— PROBLEM DETAILS —
Quote the whole listing verbatim.

begin INFORMATION SHOWN

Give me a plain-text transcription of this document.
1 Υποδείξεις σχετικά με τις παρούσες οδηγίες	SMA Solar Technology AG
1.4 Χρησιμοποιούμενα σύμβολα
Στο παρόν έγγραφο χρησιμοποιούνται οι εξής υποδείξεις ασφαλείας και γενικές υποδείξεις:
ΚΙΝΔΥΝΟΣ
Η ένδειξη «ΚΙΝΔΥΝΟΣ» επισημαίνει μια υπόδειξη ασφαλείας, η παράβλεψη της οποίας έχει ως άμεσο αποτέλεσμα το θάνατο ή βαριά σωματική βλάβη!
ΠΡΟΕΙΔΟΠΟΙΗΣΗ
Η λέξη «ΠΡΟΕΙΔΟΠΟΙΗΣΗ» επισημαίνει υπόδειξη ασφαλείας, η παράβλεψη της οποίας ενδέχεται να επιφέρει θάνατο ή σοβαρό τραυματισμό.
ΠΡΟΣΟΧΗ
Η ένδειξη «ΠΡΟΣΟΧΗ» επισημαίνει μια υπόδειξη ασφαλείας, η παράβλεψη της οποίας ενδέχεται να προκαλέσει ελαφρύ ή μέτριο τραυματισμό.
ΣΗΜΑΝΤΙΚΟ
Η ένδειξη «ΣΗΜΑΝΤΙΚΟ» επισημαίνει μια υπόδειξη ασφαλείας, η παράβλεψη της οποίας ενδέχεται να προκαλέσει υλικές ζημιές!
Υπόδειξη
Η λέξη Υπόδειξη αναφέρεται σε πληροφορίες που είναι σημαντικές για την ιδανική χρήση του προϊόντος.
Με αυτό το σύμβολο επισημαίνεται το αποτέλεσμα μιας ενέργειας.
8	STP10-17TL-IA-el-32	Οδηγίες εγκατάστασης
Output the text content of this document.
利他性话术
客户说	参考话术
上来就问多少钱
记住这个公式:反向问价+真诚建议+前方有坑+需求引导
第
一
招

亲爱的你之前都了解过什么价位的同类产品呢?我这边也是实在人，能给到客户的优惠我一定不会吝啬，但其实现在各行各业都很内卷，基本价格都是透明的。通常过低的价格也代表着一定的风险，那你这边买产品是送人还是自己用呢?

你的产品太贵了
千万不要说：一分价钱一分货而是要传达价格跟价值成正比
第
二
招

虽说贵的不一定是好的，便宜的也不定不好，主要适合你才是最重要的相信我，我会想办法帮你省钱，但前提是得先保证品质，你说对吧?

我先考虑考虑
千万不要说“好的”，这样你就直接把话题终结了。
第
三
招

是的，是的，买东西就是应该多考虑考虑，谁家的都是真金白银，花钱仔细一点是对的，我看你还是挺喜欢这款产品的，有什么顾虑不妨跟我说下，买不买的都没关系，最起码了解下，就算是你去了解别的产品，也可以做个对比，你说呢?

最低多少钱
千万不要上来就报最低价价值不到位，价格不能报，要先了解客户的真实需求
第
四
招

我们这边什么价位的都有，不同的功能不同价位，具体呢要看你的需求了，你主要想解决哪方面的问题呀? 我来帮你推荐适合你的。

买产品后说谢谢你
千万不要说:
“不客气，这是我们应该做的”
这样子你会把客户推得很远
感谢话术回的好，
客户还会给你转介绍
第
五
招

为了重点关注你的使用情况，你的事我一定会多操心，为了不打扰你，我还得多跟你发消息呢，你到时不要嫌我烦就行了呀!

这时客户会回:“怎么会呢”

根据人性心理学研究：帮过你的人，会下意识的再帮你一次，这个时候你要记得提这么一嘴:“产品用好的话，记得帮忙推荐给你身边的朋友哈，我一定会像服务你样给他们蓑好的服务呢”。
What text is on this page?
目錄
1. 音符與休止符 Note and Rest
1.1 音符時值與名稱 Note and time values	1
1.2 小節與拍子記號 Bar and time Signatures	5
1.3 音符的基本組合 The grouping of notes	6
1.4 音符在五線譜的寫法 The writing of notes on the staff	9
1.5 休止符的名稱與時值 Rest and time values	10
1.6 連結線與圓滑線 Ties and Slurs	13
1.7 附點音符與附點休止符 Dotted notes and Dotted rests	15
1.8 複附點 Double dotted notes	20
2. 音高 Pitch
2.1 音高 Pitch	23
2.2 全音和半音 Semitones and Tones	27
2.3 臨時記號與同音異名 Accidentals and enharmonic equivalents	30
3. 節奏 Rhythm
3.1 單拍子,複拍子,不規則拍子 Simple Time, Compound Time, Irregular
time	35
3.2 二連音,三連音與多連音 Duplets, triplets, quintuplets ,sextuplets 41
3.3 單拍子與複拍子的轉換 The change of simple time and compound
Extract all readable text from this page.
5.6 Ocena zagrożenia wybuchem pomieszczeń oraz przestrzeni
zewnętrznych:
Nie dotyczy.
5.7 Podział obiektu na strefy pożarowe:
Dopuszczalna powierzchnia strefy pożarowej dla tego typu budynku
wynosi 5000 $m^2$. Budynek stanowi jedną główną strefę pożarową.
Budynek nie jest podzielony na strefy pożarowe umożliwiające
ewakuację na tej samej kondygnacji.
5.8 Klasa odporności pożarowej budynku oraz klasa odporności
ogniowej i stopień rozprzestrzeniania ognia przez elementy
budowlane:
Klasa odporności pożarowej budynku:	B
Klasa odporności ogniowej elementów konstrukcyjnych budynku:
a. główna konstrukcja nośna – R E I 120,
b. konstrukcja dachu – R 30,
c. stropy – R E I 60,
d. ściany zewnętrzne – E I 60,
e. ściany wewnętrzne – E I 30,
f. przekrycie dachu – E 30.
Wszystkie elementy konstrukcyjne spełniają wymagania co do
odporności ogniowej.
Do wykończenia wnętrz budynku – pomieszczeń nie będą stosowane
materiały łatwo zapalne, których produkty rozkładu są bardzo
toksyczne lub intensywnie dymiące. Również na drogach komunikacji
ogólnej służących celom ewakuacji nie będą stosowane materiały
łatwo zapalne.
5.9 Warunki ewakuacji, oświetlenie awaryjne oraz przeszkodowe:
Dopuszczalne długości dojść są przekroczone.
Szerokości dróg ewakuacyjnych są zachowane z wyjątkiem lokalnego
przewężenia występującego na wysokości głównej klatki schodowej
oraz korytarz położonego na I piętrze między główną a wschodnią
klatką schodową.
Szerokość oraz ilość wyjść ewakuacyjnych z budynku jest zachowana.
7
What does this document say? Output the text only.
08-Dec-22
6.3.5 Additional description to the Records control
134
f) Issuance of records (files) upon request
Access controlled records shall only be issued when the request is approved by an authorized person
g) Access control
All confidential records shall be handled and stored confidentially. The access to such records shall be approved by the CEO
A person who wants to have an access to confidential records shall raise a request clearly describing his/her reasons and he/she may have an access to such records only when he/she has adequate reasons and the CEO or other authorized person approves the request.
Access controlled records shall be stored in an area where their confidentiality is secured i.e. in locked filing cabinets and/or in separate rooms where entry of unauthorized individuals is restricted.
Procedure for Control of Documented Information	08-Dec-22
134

end INFORMATION SHOWN

— SOLUTION FOR THIS PROBLEM —
Give me a plain-text transcription of this document.
1 Υποδείξεις σχετικά με τις παρούσες οδηγίες	SMA Solar Technology AG
1.4 Χρησιμοποιούμενα σύμβολα
Στο παρόν έγγραφο χρησιμοποιούνται οι εξής υποδείξεις ασφαλείας και γενικές υποδείξεις:
ΚΙΝΔΥΝΟΣ
Η ένδειξη «ΚΙΝΔΥΝΟΣ» επισημαίνει μια υπόδειξη ασφαλείας, η παράβλεψη της οποίας έχει ως άμεσο αποτέλεσμα το θάνατο ή βαριά σωματική βλάβη!
ΠΡΟΕΙΔΟΠΟΙΗΣΗ
Η λέξη «ΠΡΟΕΙΔΟΠΟΙΗΣΗ» επισημαίνει υπόδειξη ασφαλείας, η παράβλεψη της οποίας ενδέχεται να επιφέρει θάνατο ή σοβαρό τραυματισμό.
ΠΡΟΣΟΧΗ
Η ένδειξη «ΠΡΟΣΟΧΗ» επισημαίνει μια υπόδειξη ασφαλείας, η παράβλεψη της οποίας ενδέχεται να προκαλέσει ελαφρύ ή μέτριο τραυματισμό.
ΣΗΜΑΝΤΙΚΟ
Η ένδειξη «ΣΗΜΑΝΤΙΚΟ» επισημαίνει μια υπόδειξη ασφαλείας, η παράβλεψη της οποίας ενδέχεται να προκαλέσει υλικές ζημιές!
Υπόδειξη
Η λέξη Υπόδειξη αναφέρεται σε πληροφορίες που είναι σημαντικές για την ιδανική χρήση του προϊόντος.
Με αυτό το σύμβολο επισημαίνεται το αποτέλεσμα μιας ενέργειας.
8	STP10-17TL-IA-el-32	Οδηγίες εγκατάστασης
Output the text content of this document.
利他性话术
客户说	参考话术
上来就问多少钱
记住这个公式:反向问价+真诚建议+前方有坑+需求引导
第
一
招

亲爱的你之前都了解过什么价位的同类产品呢?我这边也是实在人，能给到客户的优惠我一定不会吝啬，但其实现在各行各业都很内卷，基本价格都是透明的。通常过低的价格也代表着一定的风险，那你这边买产品是送人还是自己用呢?

你的产品太贵了
千万不要说：一分价钱一分货而是要传达价格跟价值成正比
第
二
招

虽说贵的不一定是好的，便宜的也不定不好，主要适合你才是最重要的相信我，我会想办法帮你省钱，但前提是得先保证品质，你说对吧?

我先考虑考虑
千万不要说“好的”，这样你就直接把话题终结了。
第
三
招

是的，是的，买东西就是应该多考虑考虑，谁家的都是真金白银，花钱仔细一点是对的，我看你还是挺喜欢这款产品的，有什么顾虑不妨跟我说下，买不买的都没关系，最起码了解下，就算是你去了解别的产品，也可以做个对比，你说呢?

最低多少钱
千万不要上来就报最低价价值不到位，价格不能报，要先了解客户的真实需求
第
四
招

我们这边什么价位的都有，不同的功能不同价位，具体呢要看你的需求了，你主要想解决哪方面的问题呀? 我来帮你推荐适合你的。

买产品后说谢谢你
千万不要说:
“不客气，这是我们应该做的”
这样子你会把客户推得很远
感谢话术回的好，
客户还会给你转介绍
第
五
招

为了重点关注你的使用情况，你的事我一定会多操心，为了不打扰你，我还得多跟你发消息呢，你到时不要嫌我烦就行了呀!

这时客户会回:“怎么会呢”

根据人性心理学研究：帮过你的人，会下意识的再帮你一次，这个时候你要记得提这么一嘴:“产品用好的话，记得帮忙推荐给你身边的朋友哈，我一定会像服务你样给他们蓑好的服务呢”。
What text is on this page?
目錄
1. 音符與休止符 Note and Rest
1.1 音符時值與名稱 Note and time values	1
1.2 小節與拍子記號 Bar and time Signatures	5
1.3 音符的基本組合 The grouping of notes	6
1.4 音符在五線譜的寫法 The writing of notes on the staff	9
1.5 休止符的名稱與時值 Rest and time values	10
1.6 連結線與圓滑線 Ties and Slurs	13
1.7 附點音符與附點休止符 Dotted notes and Dotted rests	15
1.8 複附點 Double dotted notes	20
2. 音高 Pitch
2.1 音高 Pitch	23
2.2 全音和半音 Semitones and Tones	27
2.3 臨時記號與同音異名 Accidentals and enharmonic equivalents	30
3. 節奏 Rhythm
3.1 單拍子,複拍子,不規則拍子 Simple Time, Compound Time, Irregular
time	35
3.2 二連音,三連音與多連音 Duplets, triplets, quintuplets ,sextuplets 41
3.3 單拍子與複拍子的轉換 The change of simple time and compound
Extract all readable text from this page.
5.6 Ocena zagrożenia wybuchem pomieszczeń oraz przestrzeni
zewnętrznych:
Nie dotyczy.
5.7 Podział obiektu na strefy pożarowe:
Dopuszczalna powierzchnia strefy pożarowej dla tego typu budynku
wynosi 5000 $m^2$. Budynek stanowi jedną główną strefę pożarową.
Budynek nie jest podzielony na strefy pożarowe umożliwiające
ewakuację na tej samej kondygnacji.
5.8 Klasa odporności pożarowej budynku oraz klasa odporności
ogniowej i stopień rozprzestrzeniania ognia przez elementy
budowlane:
Klasa odporności pożarowej budynku:	B
Klasa odporności ogniowej elementów konstrukcyjnych budynku:
a. główna konstrukcja nośna – R E I 120,
b. konstrukcja dachu – R 30,
c. stropy – R E I 60,
d. ściany zewnętrzne – E I 60,
e. ściany wewnętrzne – E I 30,
f. przekrycie dachu – E 30.
Wszystkie elementy konstrukcyjne spełniają wymagania co do
odporności ogniowej.
Do wykończenia wnętrz budynku – pomieszczeń nie będą stosowane
materiały łatwo zapalne, których produkty rozkładu są bardzo
toksyczne lub intensywnie dymiące. Również na drogach komunikacji
ogólnej służących celom ewakuacji nie będą stosowane materiały
łatwo zapalne.
5.9 Warunki ewakuacji, oświetlenie awaryjne oraz przeszkodowe:
Dopuszczalne długości dojść są przekroczone.
Szerokości dróg ewakuacyjnych są zachowane z wyjątkiem lokalnego
przewężenia występującego na wysokości głównej klatki schodowej
oraz korytarz położonego na I piętrze między główną a wschodnią
klatką schodową.
Szerokość oraz ilość wyjść ewakuacyjnych z budynku jest zachowana.
7
What does this document say? Output the text only.
08-Dec-22
6.3.5 Additional description to the Records control
134
f) Issuance of records (files) upon request
Access controlled records shall only be issued when the request is approved by an authorized person
g) Access control
All confidential records shall be handled and stored confidentially. The access to such records shall be approved by the CEO
A person who wants to have an access to confidential records shall raise a request clearly describing his/her reasons and he/she may have an access to such records only when he/she has adequate reasons and the CEO or other authorized person approves the request.
Access controlled records shall be stored in an area where their confidentiality is secured i.e. in locked filing cabinets and/or in separate rooms where entry of unauthorized individuals is restricted.
Procedure for Control of Documented Information	08-Dec-22
134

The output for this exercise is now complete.